*Work required*
Keep every line where the word "Morten" appears; drop the rest.

┌──

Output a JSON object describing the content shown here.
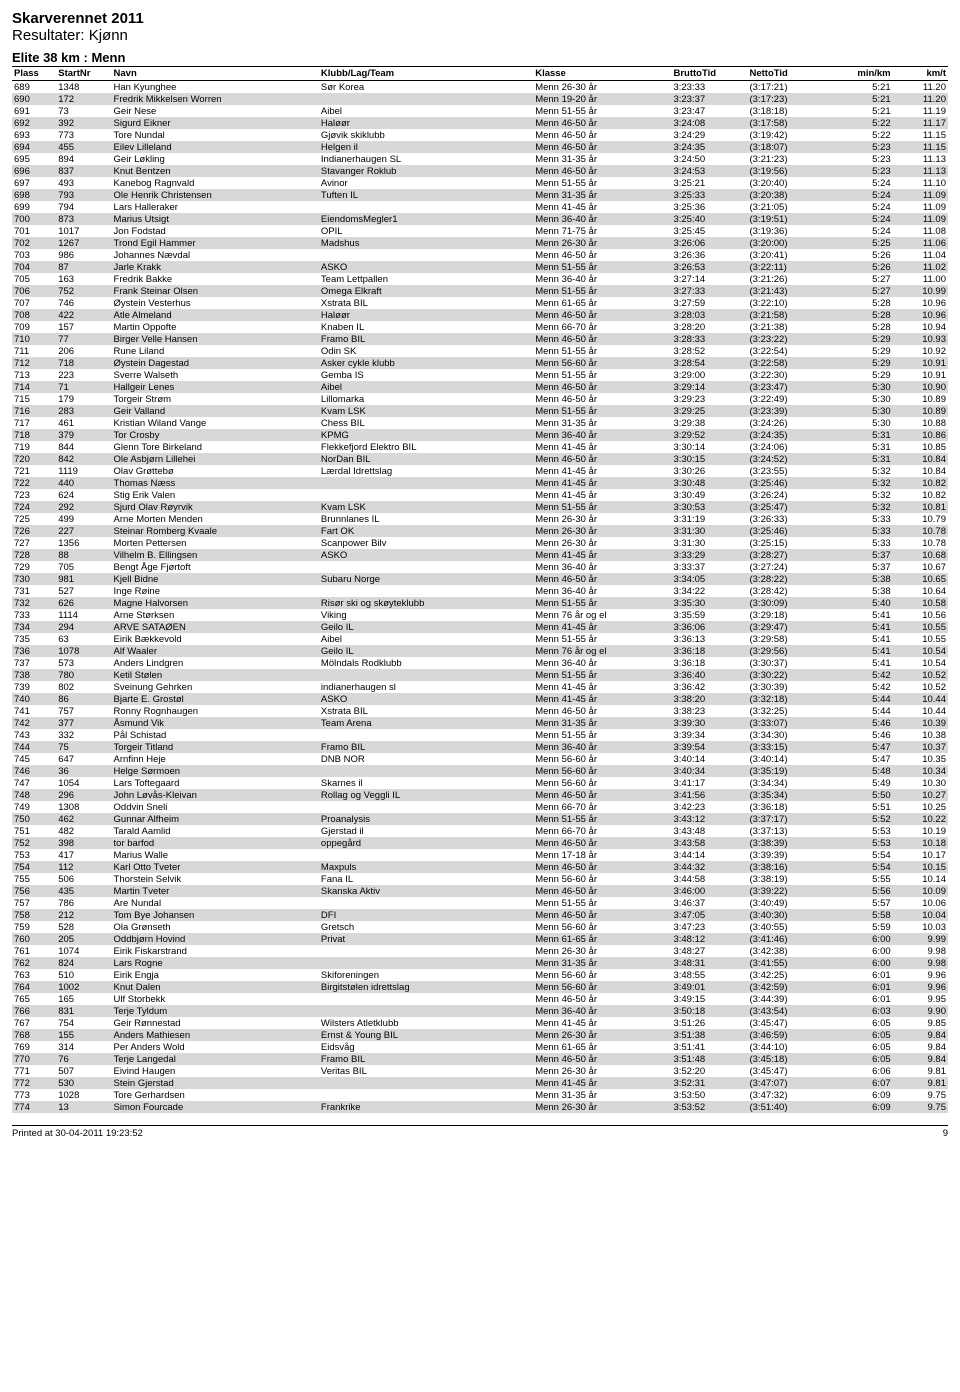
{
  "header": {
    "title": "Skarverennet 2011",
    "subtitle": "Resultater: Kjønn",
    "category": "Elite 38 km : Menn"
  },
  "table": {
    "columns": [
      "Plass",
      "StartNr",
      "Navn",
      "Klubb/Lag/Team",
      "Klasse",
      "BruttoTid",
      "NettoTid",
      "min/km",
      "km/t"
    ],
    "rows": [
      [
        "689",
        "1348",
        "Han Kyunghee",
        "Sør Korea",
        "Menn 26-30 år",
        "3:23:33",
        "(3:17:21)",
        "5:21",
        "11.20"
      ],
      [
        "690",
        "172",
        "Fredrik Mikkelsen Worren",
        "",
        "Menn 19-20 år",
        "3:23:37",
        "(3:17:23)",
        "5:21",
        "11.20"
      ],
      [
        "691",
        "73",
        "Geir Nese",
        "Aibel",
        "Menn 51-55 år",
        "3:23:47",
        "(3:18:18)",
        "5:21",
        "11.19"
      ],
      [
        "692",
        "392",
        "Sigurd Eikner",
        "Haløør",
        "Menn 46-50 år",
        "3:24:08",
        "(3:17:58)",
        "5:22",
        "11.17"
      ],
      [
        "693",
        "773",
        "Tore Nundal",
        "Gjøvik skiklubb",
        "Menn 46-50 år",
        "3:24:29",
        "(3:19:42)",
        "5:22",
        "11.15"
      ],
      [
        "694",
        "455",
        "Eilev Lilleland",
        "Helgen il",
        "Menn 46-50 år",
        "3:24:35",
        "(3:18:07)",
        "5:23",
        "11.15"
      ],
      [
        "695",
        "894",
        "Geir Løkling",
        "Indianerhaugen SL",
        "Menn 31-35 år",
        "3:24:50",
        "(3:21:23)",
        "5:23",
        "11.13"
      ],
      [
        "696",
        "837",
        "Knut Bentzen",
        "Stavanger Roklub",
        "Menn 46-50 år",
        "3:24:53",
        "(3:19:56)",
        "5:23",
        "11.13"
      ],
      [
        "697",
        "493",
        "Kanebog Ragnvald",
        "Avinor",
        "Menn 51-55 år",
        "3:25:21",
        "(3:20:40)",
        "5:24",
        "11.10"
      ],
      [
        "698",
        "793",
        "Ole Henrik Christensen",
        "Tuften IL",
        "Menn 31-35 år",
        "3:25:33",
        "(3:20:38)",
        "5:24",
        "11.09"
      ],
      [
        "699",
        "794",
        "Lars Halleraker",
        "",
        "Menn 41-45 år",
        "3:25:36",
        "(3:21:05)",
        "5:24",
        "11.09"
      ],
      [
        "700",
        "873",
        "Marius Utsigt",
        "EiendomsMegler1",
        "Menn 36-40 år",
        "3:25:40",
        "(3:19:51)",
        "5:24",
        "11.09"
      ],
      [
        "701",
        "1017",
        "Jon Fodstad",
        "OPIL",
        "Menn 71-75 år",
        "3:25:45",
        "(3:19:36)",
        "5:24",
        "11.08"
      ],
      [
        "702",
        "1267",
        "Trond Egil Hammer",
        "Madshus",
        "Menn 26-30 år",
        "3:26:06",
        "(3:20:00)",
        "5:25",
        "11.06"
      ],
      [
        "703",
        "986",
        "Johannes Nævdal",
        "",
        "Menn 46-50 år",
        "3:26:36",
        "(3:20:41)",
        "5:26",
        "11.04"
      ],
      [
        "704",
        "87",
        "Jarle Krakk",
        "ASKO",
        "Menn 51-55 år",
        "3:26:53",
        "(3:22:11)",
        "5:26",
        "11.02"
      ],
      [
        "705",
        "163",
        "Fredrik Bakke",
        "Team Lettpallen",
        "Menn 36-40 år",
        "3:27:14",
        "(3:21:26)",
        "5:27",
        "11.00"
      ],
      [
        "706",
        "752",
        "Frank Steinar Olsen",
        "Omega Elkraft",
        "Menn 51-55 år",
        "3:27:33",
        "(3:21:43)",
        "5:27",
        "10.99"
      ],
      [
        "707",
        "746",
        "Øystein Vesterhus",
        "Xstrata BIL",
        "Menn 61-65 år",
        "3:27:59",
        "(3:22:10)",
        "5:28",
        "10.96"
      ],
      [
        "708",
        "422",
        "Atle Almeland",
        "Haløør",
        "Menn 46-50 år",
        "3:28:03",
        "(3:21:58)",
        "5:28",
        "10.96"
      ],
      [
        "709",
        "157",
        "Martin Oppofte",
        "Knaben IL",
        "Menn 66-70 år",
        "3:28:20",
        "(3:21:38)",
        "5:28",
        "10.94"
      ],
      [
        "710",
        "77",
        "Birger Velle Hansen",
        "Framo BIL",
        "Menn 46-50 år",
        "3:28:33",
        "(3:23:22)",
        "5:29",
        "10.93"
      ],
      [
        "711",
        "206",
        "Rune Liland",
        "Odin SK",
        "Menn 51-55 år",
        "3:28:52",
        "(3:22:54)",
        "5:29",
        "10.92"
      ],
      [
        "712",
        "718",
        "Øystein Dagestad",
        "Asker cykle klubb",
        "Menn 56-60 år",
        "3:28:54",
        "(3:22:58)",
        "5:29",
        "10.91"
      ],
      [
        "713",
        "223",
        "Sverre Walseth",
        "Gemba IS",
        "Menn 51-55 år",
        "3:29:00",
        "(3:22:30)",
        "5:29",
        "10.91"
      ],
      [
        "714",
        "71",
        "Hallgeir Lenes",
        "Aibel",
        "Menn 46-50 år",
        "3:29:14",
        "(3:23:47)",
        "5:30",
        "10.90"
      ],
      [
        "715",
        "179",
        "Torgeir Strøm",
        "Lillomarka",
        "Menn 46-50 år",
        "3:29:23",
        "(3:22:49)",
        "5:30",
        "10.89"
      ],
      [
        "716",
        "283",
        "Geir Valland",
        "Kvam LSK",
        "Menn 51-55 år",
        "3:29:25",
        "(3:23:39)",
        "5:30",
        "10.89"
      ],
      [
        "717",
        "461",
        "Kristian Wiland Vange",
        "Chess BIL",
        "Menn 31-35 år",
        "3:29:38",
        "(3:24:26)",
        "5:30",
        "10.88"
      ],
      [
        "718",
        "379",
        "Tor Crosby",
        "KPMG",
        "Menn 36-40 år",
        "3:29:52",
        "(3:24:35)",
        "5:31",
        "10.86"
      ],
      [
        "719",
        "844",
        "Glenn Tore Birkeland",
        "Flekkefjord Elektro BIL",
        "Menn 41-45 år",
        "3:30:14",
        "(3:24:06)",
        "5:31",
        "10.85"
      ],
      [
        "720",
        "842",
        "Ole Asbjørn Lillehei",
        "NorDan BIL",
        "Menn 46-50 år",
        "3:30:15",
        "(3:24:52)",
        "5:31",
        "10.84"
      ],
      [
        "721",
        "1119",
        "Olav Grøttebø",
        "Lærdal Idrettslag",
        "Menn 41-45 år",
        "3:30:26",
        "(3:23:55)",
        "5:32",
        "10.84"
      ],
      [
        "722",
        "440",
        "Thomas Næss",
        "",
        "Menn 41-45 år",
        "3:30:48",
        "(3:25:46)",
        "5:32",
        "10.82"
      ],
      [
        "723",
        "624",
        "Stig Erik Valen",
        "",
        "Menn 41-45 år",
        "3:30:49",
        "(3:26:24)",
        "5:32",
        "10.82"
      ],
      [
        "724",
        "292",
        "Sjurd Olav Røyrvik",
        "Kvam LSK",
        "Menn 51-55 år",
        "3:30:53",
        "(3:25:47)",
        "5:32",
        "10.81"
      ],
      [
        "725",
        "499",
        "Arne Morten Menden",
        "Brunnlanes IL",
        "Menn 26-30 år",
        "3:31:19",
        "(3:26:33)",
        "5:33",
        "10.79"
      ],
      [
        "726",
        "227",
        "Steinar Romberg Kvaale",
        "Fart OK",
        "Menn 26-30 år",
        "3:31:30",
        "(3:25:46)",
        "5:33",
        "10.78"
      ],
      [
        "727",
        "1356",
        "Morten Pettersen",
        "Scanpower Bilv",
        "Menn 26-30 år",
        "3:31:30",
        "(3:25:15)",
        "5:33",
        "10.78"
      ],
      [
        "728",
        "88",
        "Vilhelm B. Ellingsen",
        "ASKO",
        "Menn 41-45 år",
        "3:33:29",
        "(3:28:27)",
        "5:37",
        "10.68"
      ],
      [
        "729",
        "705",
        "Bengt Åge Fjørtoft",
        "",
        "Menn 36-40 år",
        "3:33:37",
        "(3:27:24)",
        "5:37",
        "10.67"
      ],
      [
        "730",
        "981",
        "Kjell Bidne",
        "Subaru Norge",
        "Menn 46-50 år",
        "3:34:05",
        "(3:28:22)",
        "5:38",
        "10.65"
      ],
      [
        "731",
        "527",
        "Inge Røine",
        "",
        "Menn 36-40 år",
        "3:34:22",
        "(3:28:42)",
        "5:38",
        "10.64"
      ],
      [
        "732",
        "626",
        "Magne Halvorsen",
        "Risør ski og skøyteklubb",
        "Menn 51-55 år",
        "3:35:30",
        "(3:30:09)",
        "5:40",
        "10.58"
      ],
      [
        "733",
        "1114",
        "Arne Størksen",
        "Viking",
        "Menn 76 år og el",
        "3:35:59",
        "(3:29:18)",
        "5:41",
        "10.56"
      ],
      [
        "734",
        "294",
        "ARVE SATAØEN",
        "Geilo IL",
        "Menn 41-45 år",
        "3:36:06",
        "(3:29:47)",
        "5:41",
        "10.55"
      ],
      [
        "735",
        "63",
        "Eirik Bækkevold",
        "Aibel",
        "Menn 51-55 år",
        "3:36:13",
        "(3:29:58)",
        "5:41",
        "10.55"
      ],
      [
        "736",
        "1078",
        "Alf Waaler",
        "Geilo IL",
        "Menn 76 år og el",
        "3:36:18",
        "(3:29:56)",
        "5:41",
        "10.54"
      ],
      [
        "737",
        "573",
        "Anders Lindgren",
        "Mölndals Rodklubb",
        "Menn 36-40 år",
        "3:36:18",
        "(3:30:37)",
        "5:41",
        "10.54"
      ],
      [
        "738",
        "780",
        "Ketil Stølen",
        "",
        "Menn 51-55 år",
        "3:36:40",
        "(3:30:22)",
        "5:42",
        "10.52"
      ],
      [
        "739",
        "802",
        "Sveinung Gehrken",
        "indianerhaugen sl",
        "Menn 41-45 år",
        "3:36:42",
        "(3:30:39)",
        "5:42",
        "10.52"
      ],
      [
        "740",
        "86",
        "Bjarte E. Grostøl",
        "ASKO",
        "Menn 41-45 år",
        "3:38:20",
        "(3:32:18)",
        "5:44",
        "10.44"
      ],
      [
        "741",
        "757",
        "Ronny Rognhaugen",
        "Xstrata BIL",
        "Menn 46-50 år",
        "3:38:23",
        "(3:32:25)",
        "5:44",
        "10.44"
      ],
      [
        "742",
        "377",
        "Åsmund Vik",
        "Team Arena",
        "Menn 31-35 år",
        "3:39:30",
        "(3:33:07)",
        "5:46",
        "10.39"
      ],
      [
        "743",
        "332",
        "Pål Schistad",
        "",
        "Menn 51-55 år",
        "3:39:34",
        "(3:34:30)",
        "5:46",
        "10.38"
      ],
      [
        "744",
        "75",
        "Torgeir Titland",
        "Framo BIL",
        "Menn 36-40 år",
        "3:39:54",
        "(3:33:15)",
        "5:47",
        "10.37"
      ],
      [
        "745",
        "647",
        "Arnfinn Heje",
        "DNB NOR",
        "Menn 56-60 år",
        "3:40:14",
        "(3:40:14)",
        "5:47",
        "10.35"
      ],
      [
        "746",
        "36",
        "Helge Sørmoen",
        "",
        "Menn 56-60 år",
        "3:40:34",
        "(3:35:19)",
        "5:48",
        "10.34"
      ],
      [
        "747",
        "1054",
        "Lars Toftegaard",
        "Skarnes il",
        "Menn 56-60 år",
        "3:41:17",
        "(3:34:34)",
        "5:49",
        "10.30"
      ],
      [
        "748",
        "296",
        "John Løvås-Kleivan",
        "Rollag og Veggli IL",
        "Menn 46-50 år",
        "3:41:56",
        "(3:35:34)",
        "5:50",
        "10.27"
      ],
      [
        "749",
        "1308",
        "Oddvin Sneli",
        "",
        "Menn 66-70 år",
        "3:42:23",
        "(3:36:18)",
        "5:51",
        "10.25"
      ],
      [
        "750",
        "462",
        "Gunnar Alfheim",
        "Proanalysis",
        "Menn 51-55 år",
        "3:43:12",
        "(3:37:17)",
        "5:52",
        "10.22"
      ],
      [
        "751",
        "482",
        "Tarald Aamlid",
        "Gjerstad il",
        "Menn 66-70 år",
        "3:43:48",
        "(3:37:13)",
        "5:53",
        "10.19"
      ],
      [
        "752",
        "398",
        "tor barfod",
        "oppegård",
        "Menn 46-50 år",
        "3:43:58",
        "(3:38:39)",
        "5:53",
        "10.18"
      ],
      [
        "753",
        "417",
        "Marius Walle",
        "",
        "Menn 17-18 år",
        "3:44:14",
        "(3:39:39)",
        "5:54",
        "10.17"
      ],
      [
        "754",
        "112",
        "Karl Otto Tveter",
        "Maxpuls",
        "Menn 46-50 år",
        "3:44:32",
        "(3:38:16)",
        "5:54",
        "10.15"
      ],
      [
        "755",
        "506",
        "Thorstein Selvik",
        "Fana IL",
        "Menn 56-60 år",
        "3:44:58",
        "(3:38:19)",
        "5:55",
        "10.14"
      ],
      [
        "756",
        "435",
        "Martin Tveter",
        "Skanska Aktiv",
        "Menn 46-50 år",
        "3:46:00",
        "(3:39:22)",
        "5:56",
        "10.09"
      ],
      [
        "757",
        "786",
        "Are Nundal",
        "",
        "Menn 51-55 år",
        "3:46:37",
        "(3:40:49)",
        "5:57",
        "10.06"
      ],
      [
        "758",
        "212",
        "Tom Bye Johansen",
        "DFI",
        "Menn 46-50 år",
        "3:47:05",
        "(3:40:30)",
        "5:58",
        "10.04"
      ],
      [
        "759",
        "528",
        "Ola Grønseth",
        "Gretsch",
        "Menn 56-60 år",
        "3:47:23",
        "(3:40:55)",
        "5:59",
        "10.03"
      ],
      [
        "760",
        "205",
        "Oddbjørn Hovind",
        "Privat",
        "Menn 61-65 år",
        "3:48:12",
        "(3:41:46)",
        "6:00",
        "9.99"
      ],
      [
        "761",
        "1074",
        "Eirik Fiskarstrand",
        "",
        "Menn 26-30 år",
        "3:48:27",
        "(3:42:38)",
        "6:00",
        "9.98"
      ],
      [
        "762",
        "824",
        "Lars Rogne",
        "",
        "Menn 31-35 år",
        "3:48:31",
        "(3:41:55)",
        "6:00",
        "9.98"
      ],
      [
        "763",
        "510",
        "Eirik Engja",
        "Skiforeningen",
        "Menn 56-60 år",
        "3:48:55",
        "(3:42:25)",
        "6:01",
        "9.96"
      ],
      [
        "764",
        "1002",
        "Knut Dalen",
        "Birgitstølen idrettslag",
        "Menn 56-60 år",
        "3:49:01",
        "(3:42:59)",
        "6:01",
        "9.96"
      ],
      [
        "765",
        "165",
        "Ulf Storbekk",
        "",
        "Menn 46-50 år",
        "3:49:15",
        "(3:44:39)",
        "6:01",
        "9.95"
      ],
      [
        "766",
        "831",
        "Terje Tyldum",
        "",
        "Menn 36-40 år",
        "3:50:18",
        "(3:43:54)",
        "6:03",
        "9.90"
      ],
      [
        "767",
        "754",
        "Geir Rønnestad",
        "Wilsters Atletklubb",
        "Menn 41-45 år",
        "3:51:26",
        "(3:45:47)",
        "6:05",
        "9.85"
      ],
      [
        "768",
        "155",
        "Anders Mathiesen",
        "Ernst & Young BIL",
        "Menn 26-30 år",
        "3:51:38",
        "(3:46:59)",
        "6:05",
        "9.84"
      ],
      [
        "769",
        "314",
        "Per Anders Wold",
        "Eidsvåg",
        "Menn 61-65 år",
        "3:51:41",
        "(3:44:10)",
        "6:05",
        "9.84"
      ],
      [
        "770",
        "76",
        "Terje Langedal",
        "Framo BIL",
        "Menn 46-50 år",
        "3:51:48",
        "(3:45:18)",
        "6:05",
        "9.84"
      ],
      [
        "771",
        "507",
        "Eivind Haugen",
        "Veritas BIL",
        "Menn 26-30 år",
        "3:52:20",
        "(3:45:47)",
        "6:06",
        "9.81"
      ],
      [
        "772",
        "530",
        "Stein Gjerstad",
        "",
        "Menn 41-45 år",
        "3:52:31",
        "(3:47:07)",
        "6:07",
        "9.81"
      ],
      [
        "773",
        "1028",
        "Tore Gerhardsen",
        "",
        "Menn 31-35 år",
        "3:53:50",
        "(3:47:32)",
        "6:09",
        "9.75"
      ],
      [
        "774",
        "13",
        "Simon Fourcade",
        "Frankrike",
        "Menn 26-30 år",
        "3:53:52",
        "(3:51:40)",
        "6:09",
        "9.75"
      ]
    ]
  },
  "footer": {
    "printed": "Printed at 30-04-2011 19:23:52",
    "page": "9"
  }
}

└──

*Output for this task*
        "Arne Morten Menden",
        "Morten Pettersen",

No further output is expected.